■ Extracted material
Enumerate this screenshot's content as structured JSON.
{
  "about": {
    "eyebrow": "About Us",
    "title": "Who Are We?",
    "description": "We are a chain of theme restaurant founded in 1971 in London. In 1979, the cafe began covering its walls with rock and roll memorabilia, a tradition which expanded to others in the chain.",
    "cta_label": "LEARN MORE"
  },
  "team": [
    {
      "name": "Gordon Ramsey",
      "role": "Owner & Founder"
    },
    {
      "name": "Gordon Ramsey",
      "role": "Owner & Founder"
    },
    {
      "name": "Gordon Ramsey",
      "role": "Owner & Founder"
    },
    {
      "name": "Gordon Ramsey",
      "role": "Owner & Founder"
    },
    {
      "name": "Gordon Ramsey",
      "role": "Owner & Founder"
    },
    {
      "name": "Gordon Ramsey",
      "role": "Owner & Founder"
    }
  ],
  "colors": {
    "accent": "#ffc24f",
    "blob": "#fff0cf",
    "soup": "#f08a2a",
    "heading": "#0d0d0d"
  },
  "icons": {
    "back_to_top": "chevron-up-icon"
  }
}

■ The request
Write the complete data out, exactly as above.

■ The response
Enumerate this screenshot's content as structured JSON.
{
  "about": {
    "eyebrow": "About Us",
    "title": "Who Are We?",
    "description": "We are a chain of theme restaurant founded in 1971 in London. In 1979, the cafe began covering its walls with rock and roll memorabilia, a tradition which expanded to others in the chain.",
    "cta_label": "LEARN MORE"
  },
  "team": [
    {
      "name": "Gordon Ramsey",
      "role": "Owner & Founder"
    },
    {
      "name": "Gordon Ramsey",
      "role": "Owner & Founder"
    },
    {
      "name": "Gordon Ramsey",
      "role": "Owner & Founder"
    },
    {
      "name": "Gordon Ramsey",
      "role": "Owner & Founder"
    },
    {
      "name": "Gordon Ramsey",
      "role": "Owner & Founder"
    },
    {
      "name": "Gordon Ramsey",
      "role": "Owner & Founder"
    }
  ],
  "colors": {
    "accent": "#ffc24f",
    "blob": "#fff0cf",
    "soup": "#f08a2a",
    "heading": "#0d0d0d"
  },
  "icons": {
    "back_to_top": "chevron-up-icon"
  }
}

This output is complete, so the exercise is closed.